**Records to use**
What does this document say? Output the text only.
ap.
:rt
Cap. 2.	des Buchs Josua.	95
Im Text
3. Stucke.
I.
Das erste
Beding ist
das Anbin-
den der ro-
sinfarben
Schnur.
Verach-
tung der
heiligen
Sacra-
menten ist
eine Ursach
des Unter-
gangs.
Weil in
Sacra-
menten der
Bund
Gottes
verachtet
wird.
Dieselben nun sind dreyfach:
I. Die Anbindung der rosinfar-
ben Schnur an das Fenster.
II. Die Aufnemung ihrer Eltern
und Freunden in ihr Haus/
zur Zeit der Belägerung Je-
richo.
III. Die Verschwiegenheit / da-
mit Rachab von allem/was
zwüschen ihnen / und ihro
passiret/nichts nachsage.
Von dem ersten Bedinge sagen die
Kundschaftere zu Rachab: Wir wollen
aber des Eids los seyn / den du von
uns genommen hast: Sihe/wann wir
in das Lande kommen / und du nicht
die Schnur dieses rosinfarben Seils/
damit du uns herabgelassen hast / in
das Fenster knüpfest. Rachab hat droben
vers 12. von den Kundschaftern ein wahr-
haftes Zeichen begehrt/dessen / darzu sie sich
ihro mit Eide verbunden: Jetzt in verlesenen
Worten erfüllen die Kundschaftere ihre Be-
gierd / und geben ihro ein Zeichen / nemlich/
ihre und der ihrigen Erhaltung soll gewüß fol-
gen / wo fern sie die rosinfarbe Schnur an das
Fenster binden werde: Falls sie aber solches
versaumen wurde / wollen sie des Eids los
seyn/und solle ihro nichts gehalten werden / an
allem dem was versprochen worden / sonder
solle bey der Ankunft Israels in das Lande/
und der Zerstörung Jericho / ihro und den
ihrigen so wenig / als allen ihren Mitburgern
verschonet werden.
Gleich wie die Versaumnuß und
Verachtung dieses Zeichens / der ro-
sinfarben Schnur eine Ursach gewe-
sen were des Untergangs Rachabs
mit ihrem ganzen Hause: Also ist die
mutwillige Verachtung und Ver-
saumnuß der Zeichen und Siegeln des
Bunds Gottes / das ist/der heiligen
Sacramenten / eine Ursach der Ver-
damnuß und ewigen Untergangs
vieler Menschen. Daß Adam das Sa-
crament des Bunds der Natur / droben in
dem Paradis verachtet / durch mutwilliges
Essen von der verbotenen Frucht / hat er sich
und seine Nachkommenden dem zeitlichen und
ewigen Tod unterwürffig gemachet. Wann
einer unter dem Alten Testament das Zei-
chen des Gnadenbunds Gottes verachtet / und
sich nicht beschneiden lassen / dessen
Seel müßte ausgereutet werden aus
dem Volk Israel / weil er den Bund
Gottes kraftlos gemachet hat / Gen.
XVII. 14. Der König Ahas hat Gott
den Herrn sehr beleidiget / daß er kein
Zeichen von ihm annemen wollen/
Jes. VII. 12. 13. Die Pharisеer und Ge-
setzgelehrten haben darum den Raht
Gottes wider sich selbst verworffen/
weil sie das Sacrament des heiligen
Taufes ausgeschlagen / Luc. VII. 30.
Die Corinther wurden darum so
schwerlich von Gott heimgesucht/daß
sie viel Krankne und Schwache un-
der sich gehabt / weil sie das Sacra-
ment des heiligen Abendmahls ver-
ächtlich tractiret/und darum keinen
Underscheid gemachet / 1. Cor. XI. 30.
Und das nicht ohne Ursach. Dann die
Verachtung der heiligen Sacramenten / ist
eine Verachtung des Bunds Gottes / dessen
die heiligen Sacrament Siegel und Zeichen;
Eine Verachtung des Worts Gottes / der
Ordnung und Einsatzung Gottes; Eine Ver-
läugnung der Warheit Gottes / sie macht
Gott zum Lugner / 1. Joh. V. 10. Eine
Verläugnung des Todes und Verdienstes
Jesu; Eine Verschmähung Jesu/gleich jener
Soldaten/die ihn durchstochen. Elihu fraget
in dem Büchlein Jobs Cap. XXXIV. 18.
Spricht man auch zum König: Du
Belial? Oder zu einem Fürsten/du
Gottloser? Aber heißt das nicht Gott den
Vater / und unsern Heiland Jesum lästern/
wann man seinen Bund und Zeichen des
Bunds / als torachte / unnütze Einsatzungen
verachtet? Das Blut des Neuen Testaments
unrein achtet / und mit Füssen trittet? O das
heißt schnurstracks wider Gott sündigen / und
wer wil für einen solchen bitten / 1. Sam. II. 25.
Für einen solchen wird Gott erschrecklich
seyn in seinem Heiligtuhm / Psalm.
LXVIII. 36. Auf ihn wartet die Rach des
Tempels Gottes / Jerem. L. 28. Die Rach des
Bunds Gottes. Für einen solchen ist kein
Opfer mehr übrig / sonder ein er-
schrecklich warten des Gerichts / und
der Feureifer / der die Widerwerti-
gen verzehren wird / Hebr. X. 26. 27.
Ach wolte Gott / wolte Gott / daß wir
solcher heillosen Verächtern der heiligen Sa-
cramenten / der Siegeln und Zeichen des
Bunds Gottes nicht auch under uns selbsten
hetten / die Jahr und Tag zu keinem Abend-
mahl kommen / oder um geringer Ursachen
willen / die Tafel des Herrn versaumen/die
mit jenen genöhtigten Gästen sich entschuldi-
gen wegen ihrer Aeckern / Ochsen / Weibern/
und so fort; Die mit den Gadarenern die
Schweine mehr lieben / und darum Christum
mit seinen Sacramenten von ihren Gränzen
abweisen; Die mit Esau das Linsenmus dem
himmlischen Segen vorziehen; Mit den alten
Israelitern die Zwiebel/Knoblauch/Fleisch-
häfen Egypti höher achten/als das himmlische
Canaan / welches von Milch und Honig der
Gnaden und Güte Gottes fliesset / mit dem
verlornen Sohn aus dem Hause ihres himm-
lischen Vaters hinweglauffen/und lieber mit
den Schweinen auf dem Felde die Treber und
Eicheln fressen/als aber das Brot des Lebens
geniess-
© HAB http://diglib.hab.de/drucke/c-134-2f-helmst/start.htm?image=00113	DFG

**The task**
Show each line from the material above where the string "seyn" can be found.

**Exercise solution**
aber des Eids los seyn / den du von
seyn/und solle ihro nichts gehalten werden / an
seyn in seinem Heiligtuhm / Psalm.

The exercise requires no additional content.